What the task requires:
The exercise asks you to copy every line below in which "Present" appears.

::: Data supplied :::

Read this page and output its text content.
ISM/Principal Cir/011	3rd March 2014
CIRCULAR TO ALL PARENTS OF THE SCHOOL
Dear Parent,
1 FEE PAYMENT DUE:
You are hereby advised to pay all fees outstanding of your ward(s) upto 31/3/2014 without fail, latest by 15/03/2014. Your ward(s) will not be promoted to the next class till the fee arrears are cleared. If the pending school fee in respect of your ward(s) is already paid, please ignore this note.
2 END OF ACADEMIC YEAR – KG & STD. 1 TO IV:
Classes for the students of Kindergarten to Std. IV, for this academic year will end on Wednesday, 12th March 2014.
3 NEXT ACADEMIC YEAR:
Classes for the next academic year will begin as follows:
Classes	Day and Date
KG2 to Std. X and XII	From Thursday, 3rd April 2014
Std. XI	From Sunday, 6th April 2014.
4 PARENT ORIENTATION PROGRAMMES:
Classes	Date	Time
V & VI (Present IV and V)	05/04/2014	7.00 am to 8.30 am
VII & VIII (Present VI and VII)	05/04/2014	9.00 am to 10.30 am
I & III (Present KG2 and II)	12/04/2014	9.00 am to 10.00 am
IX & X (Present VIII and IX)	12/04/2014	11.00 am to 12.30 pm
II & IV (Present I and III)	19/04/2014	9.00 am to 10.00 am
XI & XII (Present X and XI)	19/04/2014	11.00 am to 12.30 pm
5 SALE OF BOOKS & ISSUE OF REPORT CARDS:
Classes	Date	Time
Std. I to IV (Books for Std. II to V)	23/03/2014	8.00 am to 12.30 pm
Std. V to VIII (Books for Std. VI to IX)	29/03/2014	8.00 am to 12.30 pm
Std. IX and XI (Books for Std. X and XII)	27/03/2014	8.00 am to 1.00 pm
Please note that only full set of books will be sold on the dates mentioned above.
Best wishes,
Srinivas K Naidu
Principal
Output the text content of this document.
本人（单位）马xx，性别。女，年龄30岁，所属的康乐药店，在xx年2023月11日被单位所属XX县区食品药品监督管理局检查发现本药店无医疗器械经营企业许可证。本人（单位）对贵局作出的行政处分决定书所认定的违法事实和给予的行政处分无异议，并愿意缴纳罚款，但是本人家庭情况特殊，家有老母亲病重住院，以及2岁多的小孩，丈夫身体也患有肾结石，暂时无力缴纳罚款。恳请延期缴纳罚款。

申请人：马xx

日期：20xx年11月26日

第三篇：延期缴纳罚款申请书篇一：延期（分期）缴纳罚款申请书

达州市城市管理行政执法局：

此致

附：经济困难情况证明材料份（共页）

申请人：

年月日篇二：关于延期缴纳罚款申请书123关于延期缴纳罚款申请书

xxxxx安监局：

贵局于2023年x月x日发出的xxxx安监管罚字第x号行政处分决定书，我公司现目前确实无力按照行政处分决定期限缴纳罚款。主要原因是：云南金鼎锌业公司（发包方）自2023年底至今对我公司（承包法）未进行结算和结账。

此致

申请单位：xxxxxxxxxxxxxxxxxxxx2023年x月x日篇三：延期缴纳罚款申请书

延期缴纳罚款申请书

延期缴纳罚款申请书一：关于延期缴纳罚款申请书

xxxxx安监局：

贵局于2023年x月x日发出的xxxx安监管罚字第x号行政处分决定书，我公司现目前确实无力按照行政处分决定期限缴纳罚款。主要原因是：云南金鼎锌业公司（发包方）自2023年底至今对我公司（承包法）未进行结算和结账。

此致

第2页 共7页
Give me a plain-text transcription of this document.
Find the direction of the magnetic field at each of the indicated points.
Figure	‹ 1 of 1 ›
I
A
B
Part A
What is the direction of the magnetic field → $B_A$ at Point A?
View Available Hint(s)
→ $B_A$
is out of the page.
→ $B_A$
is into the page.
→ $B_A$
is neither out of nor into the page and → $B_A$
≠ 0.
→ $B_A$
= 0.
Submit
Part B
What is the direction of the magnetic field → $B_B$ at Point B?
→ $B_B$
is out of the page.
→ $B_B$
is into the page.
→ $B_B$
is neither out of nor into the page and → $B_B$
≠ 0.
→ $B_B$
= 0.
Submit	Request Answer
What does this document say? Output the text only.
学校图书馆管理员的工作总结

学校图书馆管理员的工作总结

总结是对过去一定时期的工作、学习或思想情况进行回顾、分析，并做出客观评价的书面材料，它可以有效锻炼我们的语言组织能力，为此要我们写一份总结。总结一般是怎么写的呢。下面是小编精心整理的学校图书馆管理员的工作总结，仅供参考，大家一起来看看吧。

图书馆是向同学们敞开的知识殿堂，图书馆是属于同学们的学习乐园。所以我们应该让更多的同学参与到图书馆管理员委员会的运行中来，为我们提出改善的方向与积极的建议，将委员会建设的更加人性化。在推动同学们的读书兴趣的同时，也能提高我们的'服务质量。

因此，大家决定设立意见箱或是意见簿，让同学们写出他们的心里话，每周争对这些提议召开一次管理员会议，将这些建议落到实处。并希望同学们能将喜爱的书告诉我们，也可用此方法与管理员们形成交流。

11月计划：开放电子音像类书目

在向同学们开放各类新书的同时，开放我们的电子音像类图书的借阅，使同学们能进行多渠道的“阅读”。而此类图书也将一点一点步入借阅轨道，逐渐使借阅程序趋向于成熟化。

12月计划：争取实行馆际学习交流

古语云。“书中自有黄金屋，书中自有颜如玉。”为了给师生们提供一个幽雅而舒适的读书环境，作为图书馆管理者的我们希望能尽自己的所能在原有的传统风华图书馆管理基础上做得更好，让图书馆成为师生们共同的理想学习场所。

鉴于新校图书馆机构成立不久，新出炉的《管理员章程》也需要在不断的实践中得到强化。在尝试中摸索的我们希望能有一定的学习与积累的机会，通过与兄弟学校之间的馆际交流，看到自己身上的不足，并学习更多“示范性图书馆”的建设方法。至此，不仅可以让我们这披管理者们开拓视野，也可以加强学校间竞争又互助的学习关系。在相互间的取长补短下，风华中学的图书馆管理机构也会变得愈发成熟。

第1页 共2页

:::

Exercise answer:
V & VI (Present IV and V)	05/04/2014	7.00 am to 8.30 am
VII & VIII (Present VI and VII)	05/04/2014	9.00 am to 10.30 am
I & III (Present KG2 and II)	12/04/2014	9.00 am to 10.00 am
IX & X (Present VIII and IX)	12/04/2014	11.00 am to 12.30 pm
II & IV (Present I and III)	19/04/2014	9.00 am to 10.00 am
XI & XII (Present X and XI)	19/04/2014	11.00 am to 12.30 pm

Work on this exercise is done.